REQUIREMENT => State how many lines of the listing below include the word "label". Give only the number.

RECORDS SHOWN =>
- - - - - - -

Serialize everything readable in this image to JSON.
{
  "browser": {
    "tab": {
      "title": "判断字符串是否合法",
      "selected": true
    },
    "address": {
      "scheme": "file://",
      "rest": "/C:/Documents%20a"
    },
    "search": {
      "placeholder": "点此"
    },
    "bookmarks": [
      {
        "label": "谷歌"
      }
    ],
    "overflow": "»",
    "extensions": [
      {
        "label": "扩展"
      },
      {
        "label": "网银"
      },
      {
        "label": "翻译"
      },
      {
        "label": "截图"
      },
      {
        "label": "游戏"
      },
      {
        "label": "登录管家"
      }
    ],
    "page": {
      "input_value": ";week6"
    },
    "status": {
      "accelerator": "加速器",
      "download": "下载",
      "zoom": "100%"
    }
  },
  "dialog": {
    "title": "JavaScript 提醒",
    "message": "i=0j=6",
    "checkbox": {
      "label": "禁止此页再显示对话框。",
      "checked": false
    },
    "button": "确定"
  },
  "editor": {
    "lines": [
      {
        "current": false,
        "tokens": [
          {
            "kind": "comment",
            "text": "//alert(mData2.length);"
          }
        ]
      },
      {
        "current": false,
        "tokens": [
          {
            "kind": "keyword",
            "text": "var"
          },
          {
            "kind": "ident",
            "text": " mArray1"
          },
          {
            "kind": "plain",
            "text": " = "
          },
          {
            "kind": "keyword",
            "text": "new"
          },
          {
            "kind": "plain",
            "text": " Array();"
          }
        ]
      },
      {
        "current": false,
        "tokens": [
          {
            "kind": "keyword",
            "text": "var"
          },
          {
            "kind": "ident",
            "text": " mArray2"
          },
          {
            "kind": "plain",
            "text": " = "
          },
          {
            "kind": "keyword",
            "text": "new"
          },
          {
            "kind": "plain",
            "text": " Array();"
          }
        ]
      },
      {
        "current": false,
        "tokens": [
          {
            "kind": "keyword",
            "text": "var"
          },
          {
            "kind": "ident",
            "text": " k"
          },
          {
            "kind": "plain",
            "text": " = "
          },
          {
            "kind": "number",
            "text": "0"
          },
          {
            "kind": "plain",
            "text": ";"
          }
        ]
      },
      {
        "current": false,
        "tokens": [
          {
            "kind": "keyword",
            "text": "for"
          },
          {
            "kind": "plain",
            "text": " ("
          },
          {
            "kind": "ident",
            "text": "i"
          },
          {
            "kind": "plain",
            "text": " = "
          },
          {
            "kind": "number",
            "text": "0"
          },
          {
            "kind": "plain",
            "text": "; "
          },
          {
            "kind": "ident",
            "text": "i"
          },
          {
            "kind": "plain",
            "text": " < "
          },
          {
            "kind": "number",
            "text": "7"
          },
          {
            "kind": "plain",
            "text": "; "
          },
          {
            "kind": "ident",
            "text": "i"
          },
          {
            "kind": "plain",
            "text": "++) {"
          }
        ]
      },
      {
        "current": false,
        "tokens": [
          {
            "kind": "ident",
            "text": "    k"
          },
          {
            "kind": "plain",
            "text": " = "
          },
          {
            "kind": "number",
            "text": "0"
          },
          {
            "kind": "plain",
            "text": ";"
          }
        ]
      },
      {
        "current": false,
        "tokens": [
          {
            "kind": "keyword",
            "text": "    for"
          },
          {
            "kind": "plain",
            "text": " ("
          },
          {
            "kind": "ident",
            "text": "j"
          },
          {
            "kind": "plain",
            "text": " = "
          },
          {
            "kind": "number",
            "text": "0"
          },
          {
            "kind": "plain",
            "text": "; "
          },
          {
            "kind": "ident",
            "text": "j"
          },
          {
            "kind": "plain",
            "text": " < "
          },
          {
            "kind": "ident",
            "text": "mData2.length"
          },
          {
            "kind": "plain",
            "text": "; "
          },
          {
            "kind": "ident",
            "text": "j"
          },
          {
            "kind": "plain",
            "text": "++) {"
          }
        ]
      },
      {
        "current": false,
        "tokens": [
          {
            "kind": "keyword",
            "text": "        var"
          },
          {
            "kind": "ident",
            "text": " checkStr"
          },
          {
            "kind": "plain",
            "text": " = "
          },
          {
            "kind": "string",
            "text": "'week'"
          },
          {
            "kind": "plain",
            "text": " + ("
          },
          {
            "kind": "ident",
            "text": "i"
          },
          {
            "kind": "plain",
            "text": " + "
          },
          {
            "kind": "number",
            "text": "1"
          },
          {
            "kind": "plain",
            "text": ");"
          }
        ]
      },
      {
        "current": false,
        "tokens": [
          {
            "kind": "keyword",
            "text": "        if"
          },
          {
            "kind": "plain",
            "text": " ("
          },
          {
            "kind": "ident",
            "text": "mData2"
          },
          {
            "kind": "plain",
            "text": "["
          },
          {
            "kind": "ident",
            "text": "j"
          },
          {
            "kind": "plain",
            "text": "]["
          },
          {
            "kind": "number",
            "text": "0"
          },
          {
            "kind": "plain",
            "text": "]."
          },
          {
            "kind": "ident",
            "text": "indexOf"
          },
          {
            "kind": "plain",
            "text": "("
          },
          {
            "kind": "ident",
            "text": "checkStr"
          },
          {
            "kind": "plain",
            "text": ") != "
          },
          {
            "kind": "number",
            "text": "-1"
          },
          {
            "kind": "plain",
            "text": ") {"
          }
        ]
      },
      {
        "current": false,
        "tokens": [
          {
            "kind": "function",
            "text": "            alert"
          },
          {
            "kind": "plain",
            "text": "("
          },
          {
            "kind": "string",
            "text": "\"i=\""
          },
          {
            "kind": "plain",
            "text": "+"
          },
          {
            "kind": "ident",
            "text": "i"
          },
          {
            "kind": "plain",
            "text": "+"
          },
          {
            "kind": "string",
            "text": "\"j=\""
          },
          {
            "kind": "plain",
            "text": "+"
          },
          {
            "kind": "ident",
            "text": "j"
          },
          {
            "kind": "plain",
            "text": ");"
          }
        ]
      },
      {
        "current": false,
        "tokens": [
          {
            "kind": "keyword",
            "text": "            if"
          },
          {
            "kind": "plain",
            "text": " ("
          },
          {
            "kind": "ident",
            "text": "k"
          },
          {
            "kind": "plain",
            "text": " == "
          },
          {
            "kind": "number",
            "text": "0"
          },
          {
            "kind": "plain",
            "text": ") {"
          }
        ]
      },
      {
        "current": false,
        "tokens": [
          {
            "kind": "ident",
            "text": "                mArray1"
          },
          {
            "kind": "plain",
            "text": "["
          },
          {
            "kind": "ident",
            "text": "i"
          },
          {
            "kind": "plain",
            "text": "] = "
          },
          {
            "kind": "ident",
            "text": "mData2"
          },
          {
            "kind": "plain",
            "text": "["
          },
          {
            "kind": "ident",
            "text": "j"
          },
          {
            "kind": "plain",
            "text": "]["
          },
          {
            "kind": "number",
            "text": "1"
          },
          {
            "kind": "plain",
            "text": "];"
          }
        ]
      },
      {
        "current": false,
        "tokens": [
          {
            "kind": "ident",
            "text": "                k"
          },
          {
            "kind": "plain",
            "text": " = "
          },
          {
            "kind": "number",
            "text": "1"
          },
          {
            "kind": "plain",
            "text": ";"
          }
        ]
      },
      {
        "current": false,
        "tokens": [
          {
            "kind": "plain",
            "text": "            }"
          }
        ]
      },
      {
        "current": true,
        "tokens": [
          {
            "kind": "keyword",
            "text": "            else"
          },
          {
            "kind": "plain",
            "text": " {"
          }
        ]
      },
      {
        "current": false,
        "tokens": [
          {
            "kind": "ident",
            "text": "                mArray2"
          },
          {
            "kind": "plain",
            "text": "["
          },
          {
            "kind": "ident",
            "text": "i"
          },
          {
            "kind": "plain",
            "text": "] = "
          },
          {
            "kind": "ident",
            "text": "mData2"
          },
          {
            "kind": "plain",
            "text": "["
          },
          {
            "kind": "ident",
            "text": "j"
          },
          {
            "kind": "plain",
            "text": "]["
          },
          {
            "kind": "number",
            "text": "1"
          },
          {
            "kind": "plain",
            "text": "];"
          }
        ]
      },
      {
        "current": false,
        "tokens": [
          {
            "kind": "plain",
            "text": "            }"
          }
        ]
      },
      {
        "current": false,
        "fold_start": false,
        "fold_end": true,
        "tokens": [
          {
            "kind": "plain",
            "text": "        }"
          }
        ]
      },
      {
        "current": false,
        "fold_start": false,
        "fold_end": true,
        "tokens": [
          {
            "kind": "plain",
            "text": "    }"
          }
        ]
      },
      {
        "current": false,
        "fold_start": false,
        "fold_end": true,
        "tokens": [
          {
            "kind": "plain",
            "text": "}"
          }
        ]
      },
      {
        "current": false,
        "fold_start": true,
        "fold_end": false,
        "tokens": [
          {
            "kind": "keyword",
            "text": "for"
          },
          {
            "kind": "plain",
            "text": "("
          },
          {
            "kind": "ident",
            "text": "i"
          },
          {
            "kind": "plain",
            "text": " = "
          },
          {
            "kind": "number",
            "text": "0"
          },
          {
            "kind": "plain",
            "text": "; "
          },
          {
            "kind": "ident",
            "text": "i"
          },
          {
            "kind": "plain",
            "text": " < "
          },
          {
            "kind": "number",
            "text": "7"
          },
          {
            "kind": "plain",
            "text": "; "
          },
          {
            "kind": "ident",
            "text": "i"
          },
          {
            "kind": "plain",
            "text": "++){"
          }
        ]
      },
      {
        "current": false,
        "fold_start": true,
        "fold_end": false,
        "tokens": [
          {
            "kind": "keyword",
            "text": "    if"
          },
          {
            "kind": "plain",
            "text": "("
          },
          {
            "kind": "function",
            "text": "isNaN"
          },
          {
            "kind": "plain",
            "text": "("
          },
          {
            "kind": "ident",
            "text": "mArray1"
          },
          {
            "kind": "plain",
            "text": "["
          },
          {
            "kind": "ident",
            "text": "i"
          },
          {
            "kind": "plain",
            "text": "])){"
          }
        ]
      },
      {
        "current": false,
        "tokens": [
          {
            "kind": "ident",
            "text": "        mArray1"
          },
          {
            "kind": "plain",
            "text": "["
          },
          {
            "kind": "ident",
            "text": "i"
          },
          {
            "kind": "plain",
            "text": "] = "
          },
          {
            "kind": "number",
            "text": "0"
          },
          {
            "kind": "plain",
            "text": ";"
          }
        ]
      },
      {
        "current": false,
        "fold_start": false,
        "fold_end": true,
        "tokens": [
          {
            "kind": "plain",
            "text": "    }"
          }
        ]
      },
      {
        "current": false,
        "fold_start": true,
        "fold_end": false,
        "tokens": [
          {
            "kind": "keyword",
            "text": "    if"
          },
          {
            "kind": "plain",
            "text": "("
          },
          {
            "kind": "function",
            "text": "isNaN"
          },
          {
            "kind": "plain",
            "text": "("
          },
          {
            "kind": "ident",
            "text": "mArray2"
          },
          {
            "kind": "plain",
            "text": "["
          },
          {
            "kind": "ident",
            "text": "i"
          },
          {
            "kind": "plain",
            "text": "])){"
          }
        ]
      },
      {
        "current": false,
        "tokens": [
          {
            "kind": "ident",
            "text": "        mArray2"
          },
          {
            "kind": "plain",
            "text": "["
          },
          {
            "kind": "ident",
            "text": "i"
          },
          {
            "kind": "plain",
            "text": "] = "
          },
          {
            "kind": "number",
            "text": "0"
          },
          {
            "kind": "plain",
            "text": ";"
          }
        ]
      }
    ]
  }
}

- - - - - - -

PROBLEM SOLUTION => 8